● **What is needed**
Write out the entries verbatim and leave the images out of the copy.

● **Dataset rows**
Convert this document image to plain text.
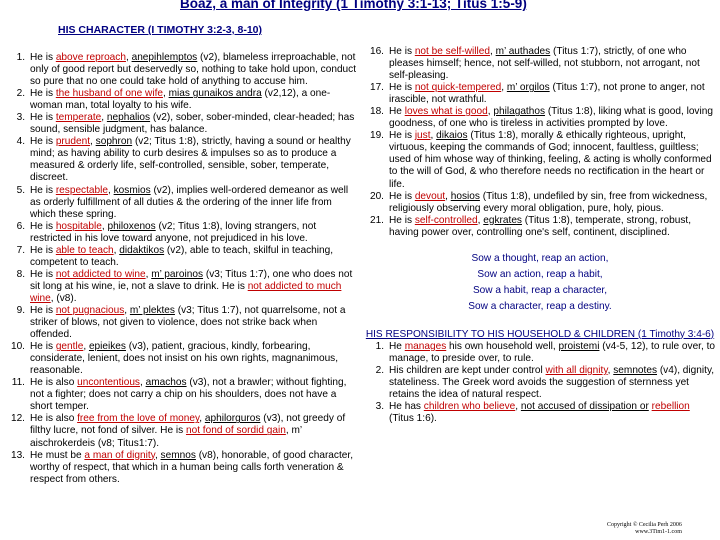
Boaz, a man of Integrity (1 Timothy 3:1-13; Titus 1:5-9)
HIS CHARACTER (I TIMOTHY 3:2-3, 8-10)
1. He is above reproach, anepihlemptos (v2), blameless irreproachable, not only of good report but deservedly so, nothing to take hold upon, conduct so pure that no one could take hold of anything to accuse him.
2. He is the husband of one wife, mias gunaikos andra (v2,12), a one-woman man, total loyalty to his wife.
3. He is temperate, nephalios (v2), sober, sober-minded, clear-headed; has sound, sensible judgment, has balance.
4. He is prudent, sophron (v2; Titus 1:8), strictly, having a sound or healthy mind; as having ability to curb desires & impulses so as to produce a measured & orderly life, self-controlled, sensible, sober, temperate, discreet.
5. He is respectable, kosmios (v2), implies well-ordered demeanor as well as orderly fulfillment of all duties & the ordering of the inner life from which these spring.
6. He is hospitable, philoxenos (v2; Titus 1:8), loving strangers, not restricted in his love toward anyone, not prejudiced in his love.
7. He is able to teach, didaktikos (v2), able to teach, skilful in teaching, competent to teach.
8. He is not addicted to wine, m’ paroinos (v3; Titus 1:7), one who does not sit long at his wine, ie, not a slave to drink. He is not addicted to much wine, (v8).
9. He is not pugnacious, m’ plektes (v3; Titus 1:7), not quarrelsome, not a striker of blows, not given to violence, does not strike back when offended.
10. He is gentle, epieikes (v3), patient, gracious, kindly, forbearing, considerate, lenient, does not insist on his own rights, magnanimous, reasonable.
11. He is also uncontentious, amachos (v3), not a brawler; without fighting, not a fighter; does not carry a chip on his shoulders, does not have a short temper.
12. He is also free from the love of money, aphilorguros (v3), not greedy of filthy lucre, not fond of silver. He is not fond of sordid gain, m’ aischrokerdeis (v8; Titus1:7).
13. He must be a man of dignity, semnos (v8), honorable, of good character, worthy of respect, that which in a human being calls forth veneration & respect from others.
16. He is not be self-willed, m’ authades (Titus 1:7), strictly, of one who pleases himself; hence, not self-willed, not stubborn, not arrogant, not self-pleasing.
17. He is not quick-tempered, m’ orgilos (Titus 1:7), not prone to anger, not irascible, not wrathful.
18. He loves what is good, philagathos (Titus 1:8), liking what is good, loving goodness, of one who is tireless in activities prompted by love.
19. He is just, dikaios (Titus 1:8), morally & ethically righteous, upright, virtuous, keeping the commands of God; innocent, faultless, guiltless; used of him whose way of thinking, feeling, & acting is wholly conformed to the will of God, & who therefore needs no rectification in the heart or life.
20. He is devout, hosios (Titus 1:8), undefiled by sin, free from wickedness, religiously observing every moral obligation, pure, holy, pious.
21. He is self-controlled, egkrates (Titus 1:8), temperate, strong, robust, having power over, controlling one's self, continent, disciplined.
Sow a thought, reap an action,
Sow an action, reap a habit,
Sow a habit, reap a character,
Sow a character, reap a destiny.
HIS RESPONSIBILITY TO HIS HOUSEHOLD & CHILDREN (1 Timothy 3:4-6)
1. He manages his own household well, proistemi (v4-5, 12), to rule over, to manage, to preside over, to rule.
2. His children are kept under control with all dignity, semnotes (v4), dignity, stateliness. The Greek word avoids the suggestion of sternness yet retains the idea of natural respect.
3. He has children who believe, not accused of dissipation or rebellion (Titus 1:6).
Copyright © Cecilia Perh 2006
www.3Tim1-1.com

● **Problem solution**
Convert this document image to plain text.
Boaz, a man of Integrity (1 Timothy 3:1-13; Titus 1:5-9)
HIS CHARACTER (I TIMOTHY 3:2-3, 8-10)
1. He is above reproach, anepihlemptos (v2), blameless irreproachable, not only of good report but deservedly so, nothing to take hold upon, conduct so pure that no one could take hold of anything to accuse him.
2. He is the husband of one wife, mias gunaikos andra (v2,12), a one-woman man, total loyalty to his wife.
3. He is temperate, nephalios (v2), sober, sober-minded, clear-headed; has sound, sensible judgment, has balance.
4. He is prudent, sophron (v2; Titus 1:8), strictly, having a sound or healthy mind; as having ability to curb desires & impulses so as to produce a measured & orderly life, self-controlled, sensible, sober, temperate, discreet.
5. He is respectable, kosmios (v2), implies well-ordered demeanor as well as orderly fulfillment of all duties & the ordering of the inner life from which these spring.
6. He is hospitable, philoxenos (v2; Titus 1:8), loving strangers, not restricted in his love toward anyone, not prejudiced in his love.
7. He is able to teach, didaktikos (v2), able to teach, skilful in teaching, competent to teach.
8. He is not addicted to wine, m’ paroinos (v3; Titus 1:7), one who does not sit long at his wine, ie, not a slave to drink. He is not addicted to much wine, (v8).
9. He is not pugnacious, m’ plektes (v3; Titus 1:7), not quarrelsome, not a striker of blows, not given to violence, does not strike back when offended.
10. He is gentle, epieikes (v3), patient, gracious, kindly, forbearing, considerate, lenient, does not insist on his own rights, magnanimous, reasonable.
11. He is also uncontentious, amachos (v3), not a brawler; without fighting, not a fighter; does not carry a chip on his shoulders, does not have a short temper.
12. He is also free from the love of money, aphilorguros (v3), not greedy of filthy lucre, not fond of silver. He is not fond of sordid gain, m’ aischrokerdeis (v8; Titus1:7).
13. He must be a man of dignity, semnos (v8), honorable, of good character, worthy of respect, that which in a human being calls forth veneration & respect from others.
16. He is not be self-willed, m’ authades (Titus 1:7), strictly, of one who pleases himself; hence, not self-willed, not stubborn, not arrogant, not self-pleasing.
17. He is not quick-tempered, m’ orgilos (Titus 1:7), not prone to anger, not irascible, not wrathful.
18. He loves what is good, philagathos (Titus 1:8), liking what is good, loving goodness, of one who is tireless in activities prompted by love.
19. He is just, dikaios (Titus 1:8), morally & ethically righteous, upright, virtuous, keeping the commands of God; innocent, faultless, guiltless; used of him whose way of thinking, feeling, & acting is wholly conformed to the will of God, & who therefore needs no rectification in the heart or life.
20. He is devout, hosios (Titus 1:8), undefiled by sin, free from wickedness, religiously observing every moral obligation, pure, holy, pious.
21. He is self-controlled, egkrates (Titus 1:8), temperate, strong, robust, having power over, controlling one's self, continent, disciplined.
Sow a thought, reap an action,
Sow an action, reap a habit,
Sow a habit, reap a character,
Sow a character, reap a destiny.
HIS RESPONSIBILITY TO HIS HOUSEHOLD & CHILDREN (1 Timothy 3:4-6)
1. He manages his own household well, proistemi (v4-5, 12), to rule over, to manage, to preside over, to rule.
2. His children are kept under control with all dignity, semnotes (v4), dignity, stateliness. The Greek word avoids the suggestion of sternness yet retains the idea of natural respect.
3. He has children who believe, not accused of dissipation or rebellion (Titus 1:6).
Copyright © Cecilia Perh 2006
www.3Tim1-1.com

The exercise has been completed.